What you will do
Copy each line exactly.

Dataset rows:
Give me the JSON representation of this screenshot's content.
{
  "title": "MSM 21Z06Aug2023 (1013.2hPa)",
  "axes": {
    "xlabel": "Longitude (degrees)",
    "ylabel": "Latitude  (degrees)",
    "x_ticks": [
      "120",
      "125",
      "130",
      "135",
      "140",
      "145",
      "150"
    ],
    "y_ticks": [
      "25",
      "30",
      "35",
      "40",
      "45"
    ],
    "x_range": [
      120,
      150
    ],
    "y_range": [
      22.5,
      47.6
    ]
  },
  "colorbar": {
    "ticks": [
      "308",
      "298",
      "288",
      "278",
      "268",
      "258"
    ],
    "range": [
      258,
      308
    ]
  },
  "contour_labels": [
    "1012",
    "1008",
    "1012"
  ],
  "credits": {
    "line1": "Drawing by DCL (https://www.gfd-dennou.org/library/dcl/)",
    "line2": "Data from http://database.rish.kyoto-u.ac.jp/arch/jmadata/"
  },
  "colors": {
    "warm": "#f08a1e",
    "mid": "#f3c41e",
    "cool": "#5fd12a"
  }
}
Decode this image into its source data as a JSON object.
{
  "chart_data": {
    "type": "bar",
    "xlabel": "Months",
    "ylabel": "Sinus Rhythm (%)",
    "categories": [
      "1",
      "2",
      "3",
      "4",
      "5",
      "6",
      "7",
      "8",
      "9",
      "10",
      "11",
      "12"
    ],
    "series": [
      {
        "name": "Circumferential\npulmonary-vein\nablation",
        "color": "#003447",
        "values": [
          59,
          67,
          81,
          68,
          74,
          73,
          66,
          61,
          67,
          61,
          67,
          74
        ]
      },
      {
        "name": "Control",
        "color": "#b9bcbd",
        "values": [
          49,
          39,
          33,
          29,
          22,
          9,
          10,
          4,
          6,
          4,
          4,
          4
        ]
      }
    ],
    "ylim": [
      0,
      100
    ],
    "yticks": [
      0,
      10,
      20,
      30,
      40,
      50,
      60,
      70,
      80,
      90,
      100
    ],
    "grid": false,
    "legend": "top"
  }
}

Written answer
Give me the JSON representation of this screenshot's content.
{
  "title": "MSM 21Z06Aug2023 (1013.2hPa)",
  "axes": {
    "xlabel": "Longitude (degrees)",
    "ylabel": "Latitude  (degrees)",
    "x_ticks": [
      "120",
      "125",
      "130",
      "135",
      "140",
      "145",
      "150"
    ],
    "y_ticks": [
      "25",
      "30",
      "35",
      "40",
      "45"
    ],
    "x_range": [
      120,
      150
    ],
    "y_range": [
      22.5,
      47.6
    ]
  },
  "colorbar": {
    "ticks": [
      "308",
      "298",
      "288",
      "278",
      "268",
      "258"
    ],
    "range": [
      258,
      308
    ]
  },
  "contour_labels": [
    "1012",
    "1008",
    "1012"
  ],
  "credits": {
    "line1": "Drawing by DCL (https://www.gfd-dennou.org/library/dcl/)",
    "line2": "Data from http://database.rish.kyoto-u.ac.jp/arch/jmadata/"
  },
  "colors": {
    "warm": "#f08a1e",
    "mid": "#f3c41e",
    "cool": "#5fd12a"
  }
}
Decode this image into its source data as a JSON object.
{
  "chart_data": {
    "type": "bar",
    "xlabel": "Months",
    "ylabel": "Sinus Rhythm (%)",
    "categories": [
      "1",
      "2",
      "3",
      "4",
      "5",
      "6",
      "7",
      "8",
      "9",
      "10",
      "11",
      "12"
    ],
    "series": [
      {
        "name": "Circumferential\npulmonary-vein\nablation",
        "color": "#003447",
        "values": [
          59,
          67,
          81,
          68,
          74,
          73,
          66,
          61,
          67,
          61,
          67,
          74
        ]
      },
      {
        "name": "Control",
        "color": "#b9bcbd",
        "values": [
          49,
          39,
          33,
          29,
          22,
          9,
          10,
          4,
          6,
          4,
          4,
          4
        ]
      }
    ],
    "ylim": [
      0,
      100
    ],
    "yticks": [
      0,
      10,
      20,
      30,
      40,
      50,
      60,
      70,
      80,
      90,
      100
    ],
    "grid": false,
    "legend": "top"
  }
}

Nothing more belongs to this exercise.